**Task to carry out**.
Note how many lines in the entries contain the string "因城施策", then give that number and nothing else.

**Figure collection entries**.
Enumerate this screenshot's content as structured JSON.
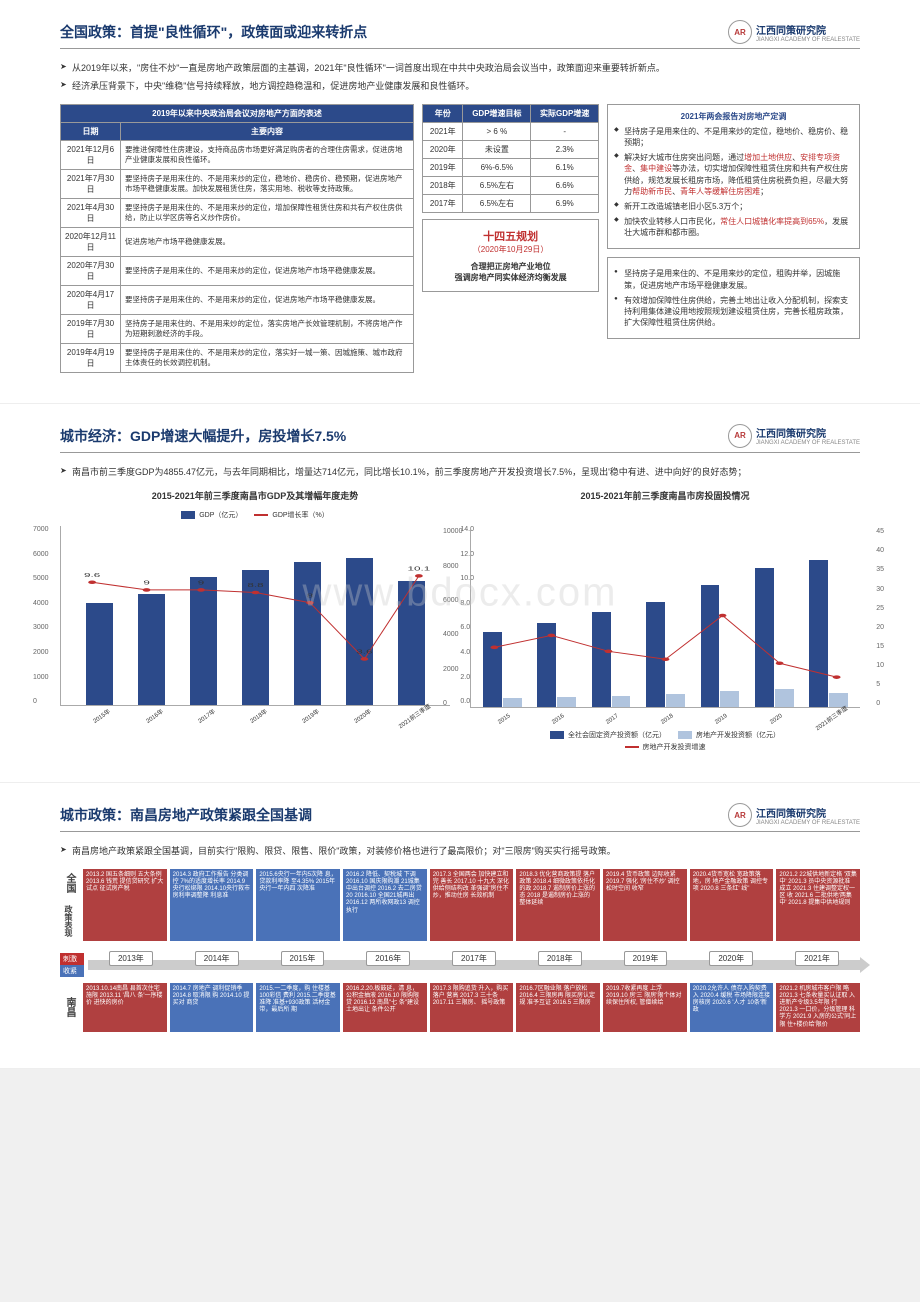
{
  "logo": {
    "icon": "AR",
    "text": "江西同策研究院",
    "sub": "JIANGXI ACADEMY OF REALESTATE"
  },
  "slide1": {
    "title": "全国政策：首提\"良性循环\"，政策面或迎来转折点",
    "bullets": [
      "从2019年以来，\"房住不炒\"一直是房地产政策层面的主基调，2021年\"良性循环\"一词首度出现在中共中央政治局会议当中，政策面迎来重要转折新点。",
      "经济承压背景下，中央\"维稳\"信号持续释放，地方调控趋稳温和，促进房地产业健康发展和良性循环。"
    ],
    "table1_header": "2019年以来中央政治局会议对房地产方面的表述",
    "table1_cols": [
      "日期",
      "主要内容"
    ],
    "table1_rows": [
      [
        "2021年12月6日",
        "要推进保障性住房建设，支持商品房市场更好满足购房者的合理住房需求，促进房地产业健康发展和良性循环。"
      ],
      [
        "2021年7月30日",
        "要坚持房子是用来住的、不是用来炒的定位，稳地价、稳房价、稳预期，促进房地产市场平稳健康发展。加快发展租赁住房，落实用地、税收等支持政策。"
      ],
      [
        "2021年4月30日",
        "要坚持房子是用来住的、不是用来炒的定位，增加保障性租赁住房和共有产权住房供给，防止以学区房等名义炒作房价。"
      ],
      [
        "2020年12月11日",
        "促进房地产市场平稳健康发展。"
      ],
      [
        "2020年7月30日",
        "要坚持房子是用来住的、不是用来炒的定位，促进房地产市场平稳健康发展。"
      ],
      [
        "2020年4月17日",
        "要坚持房子是用来住的、不是用来炒的定位，促进房地产市场平稳健康发展。"
      ],
      [
        "2019年7月30日",
        "坚持房子是用来住的、不是用来炒的定位，落实房地产长效管理机制，不将房地产作为短期刺激经济的手段。"
      ],
      [
        "2019年4月19日",
        "要坚持房子是用来住的、不是用来炒的定位，落实好一城一策、因城施策、城市政府主体责任的长效调控机制。"
      ]
    ],
    "table2_cols": [
      "年份",
      "GDP增速目标",
      "实际GDP增速"
    ],
    "table2_rows": [
      [
        "2021年",
        "> 6 %",
        "-"
      ],
      [
        "2020年",
        "未设置",
        "2.3%"
      ],
      [
        "2019年",
        "6%-6.5%",
        "6.1%"
      ],
      [
        "2018年",
        "6.5%左右",
        "6.6%"
      ],
      [
        "2017年",
        "6.5%左右",
        "6.9%"
      ]
    ],
    "plan": {
      "title": "十四五规划",
      "date": "（2020年10月29日）",
      "t1": "合理把正房地产业地位",
      "t2": "强调房地产同实体经济均衡发展"
    },
    "right_title": "2021年两会报告对房地产定调",
    "right_items": [
      "坚持房子是用来住的、不是用来炒的定位，稳地价、稳房价、稳预期；",
      "解决好大城市住房突出问题，通过增加土地供应、安排专项资金、集中建设等办法，切实增加保障性租赁住房和共有产权住房供给，规范发展长租房市场，降低租赁住房税费负担，尽最大努力帮助新市民、青年人等缓解住房困难；",
      "新开工改造城镇老旧小区5.3万个；",
      "加快农业转移人口市民化，常住人口城镇化率提高到65%，发展壮大城市群和都市圈。"
    ],
    "right2_items": [
      "坚持房子是用来住的、不是用来炒的定位，租购并举，因城施策，促进房地产市场平稳健康发展。",
      "有效增加保障性住房供给，完善土地出让收入分配机制，探索支持利用集体建设用地按照规划建设租赁住房，完善长租房政策，扩大保障性租赁住房供给。"
    ]
  },
  "slide2": {
    "title": "城市经济：GDP增速大幅提升，房投增长7.5%",
    "bullets": [
      "南昌市前三季度GDP为4855.47亿元，与去年同期相比，增量达714亿元，同比增长10.1%，前三季度房地产开发投资增长7.5%，呈现出'稳中有进、进中向好'的良好态势；"
    ],
    "chart1": {
      "title": "2015-2021年前三季度南昌市GDP及其增幅年度走势",
      "type": "bar-line",
      "legend": [
        "GDP（亿元）",
        "GDP增长率（%）"
      ],
      "categories": [
        "2015年",
        "2016年",
        "2017年",
        "2018年",
        "2019年",
        "2020年",
        "2021前三季度"
      ],
      "bar_values": [
        4000,
        4355,
        5003,
        5275,
        5596,
        5746,
        4855
      ],
      "bar_max": 7000,
      "line_values": [
        9.6,
        9.0,
        9.0,
        8.8,
        8.0,
        3.6,
        10.1
      ],
      "line_max": 14,
      "bar_color": "#2c4a8a",
      "line_color": "#c03030",
      "y_ticks": [
        0,
        1000,
        2000,
        3000,
        4000,
        5000,
        6000,
        7000
      ],
      "y_ticks_r": [
        0.0,
        2.0,
        4.0,
        6.0,
        8.0,
        10.0,
        12.0,
        14.0
      ]
    },
    "chart2": {
      "title": "2015-2021年前三季度南昌市房投固投情况",
      "type": "dual-bar-line",
      "legend": [
        "全社会固定资产投资额（亿元）",
        "房地产开发投资额（亿元）",
        "房地产开发投资增速"
      ],
      "categories": [
        "2015",
        "2016",
        "2017",
        "2018",
        "2019",
        "2020",
        "2021前三季度"
      ],
      "bar1_values": [
        4200,
        4700,
        5300,
        5900,
        6800,
        7800,
        8200
      ],
      "bar2_values": [
        500,
        570,
        650,
        730,
        900,
        1000,
        800
      ],
      "bar_max": 10000,
      "line_values": [
        15,
        18,
        14,
        12,
        23,
        11,
        7.5
      ],
      "line_max": 45,
      "bar1_color": "#2c4a8a",
      "bar2_color": "#b0c4de",
      "line_color": "#c03030",
      "y_ticks": [
        0,
        2000,
        4000,
        6000,
        8000,
        10000
      ],
      "y_ticks_r": [
        0,
        5,
        10,
        15,
        20,
        25,
        30,
        35,
        40,
        45
      ]
    }
  },
  "slide3": {
    "title": "城市政策：南昌房地产政策紧跟全国基调",
    "bullets": [
      "南昌房地产政策紧跟全国基调，目前实行\"限购、限贷、限售、限价\"政策，对装修价格也进行了最高限价；对\"三限房\"购买实行摇号政策。"
    ],
    "top_label": "全国",
    "sub_label": "政策表现",
    "bottom_label": "南昌",
    "stim": "刺激",
    "tight": "收紧",
    "years": [
      "2013年",
      "2014年",
      "2015年",
      "2016年",
      "2017年",
      "2018年",
      "2019年",
      "2020年",
      "2021年"
    ],
    "top_boxes": [
      {
        "c": "dred-box",
        "t": "2013.2 国五条细则\n五大条例\n2013.6 钱荒\n提信贷研究\n扩大试点\n征试房产税"
      },
      {
        "c": "blue-box",
        "t": "2014.3 政府工作报告\n分类调控\n7%的适度增长率\n2014.9央行松绑限\n2014.10央行救市\n房利率调整降\n利息准"
      },
      {
        "c": "blue-box",
        "t": "2015.6央行一年内5次降\n息，贷款利率降\n至4.35%\n2015年央行一年内四\n次降准"
      },
      {
        "c": "blue-box",
        "t": "2016.2 降低、契税城\n下调\n2016.10 国庆限购潮\n21城集中出台调控\n2016.2 去二房贷20\n2016.10 全国21城再出\n2016.12 两所收网政13\n调控执行"
      },
      {
        "c": "dred-box",
        "t": "2017.3 全国两会\n加快建立和完\n善长\n2017.10 十九大\n深化供给侧结构改\n革强调\"房住不\n炒，推动住房\n长效机制"
      },
      {
        "c": "dred-box",
        "t": "2018.3 优化营商政策提\n落户政策\n2018.4 细微政策依托化\n的政\n2018.7 遏制房价上涨的\n态\n2018 是遏制房价上涨的\n整体延续"
      },
      {
        "c": "dred-box",
        "t": "2019.4 货币政策\n边际收紧\n2019.7 强化\n'房住不炒'\n调控松时空间\n收窄"
      },
      {
        "c": "dred-box",
        "t": "2020.4货币宽松\n宽政策落地，房\n地产金融政策\n调控专项\n2020.8 三条红'\n线\""
      },
      {
        "c": "dred-box",
        "t": "2021.2 22城供地新定格\n'双集中'\n2021.3 员中央资源批准\n成立\n2021.3 住建调整定权一区\n收\n2021.6 二批供地'两集中'\n2021.8 提集中供地规则"
      }
    ],
    "bottom_boxes": [
      {
        "c": "dred-box",
        "t": "2013.10.14南昌\n县首次住宅\n施限\n2013.11 '昌八\n条'一序楼价\n进快的房价"
      },
      {
        "c": "blue-box",
        "t": "2014.7 房地产\n调利促销季\n2014.8 取消限\n购\n2014.10 提买对\n商贷"
      },
      {
        "c": "blue-box",
        "t": "2015.一二季度，购\n住楼基100彩信\n费利\n2015.二季度基准降\n准基+930政策\n活材金带，最后所\n期"
      },
      {
        "c": "dred-box",
        "t": "2016.2.20.板鼓延，清\n息，公积金抽液\n2016.10 限购限贷\n2016.12 南昌\"七\n条\"建设土地出让\n条件公开"
      },
      {
        "c": "dred-box",
        "t": "2017.3 限购追货\n升入，购买落户\n营高\n2017.3 三十条\n2017.11 三限房、\n摇号政策"
      },
      {
        "c": "dred-box",
        "t": "2016.7区融业限\n落户放松\n2016.4 三限房再\n限买房认定规\n准予互证\n2016.5 三限房"
      },
      {
        "c": "dred-box",
        "t": "2019.7收紧再度\n上浮\n2019.10 房'三\n限房'限个体对\n续保住所权,\n管僧续给"
      },
      {
        "c": "blue-box",
        "t": "2020.2允许人\n债存入购契费\n入\n2020.4 缓税\n市场降限连接\n房核房\n2020.6 '人才\n10条'新政"
      },
      {
        "c": "dred-box",
        "t": "2021.2 机房城市客户限\n略\n2021.3 七条收量买认证取\n入进新产令级3.5年限\n行\n2021.3 一口价，分级管理\n科学方\n2021.9 入房的公式'同上限\n住+楼价给'限价"
      }
    ]
  }
}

**In response**.
2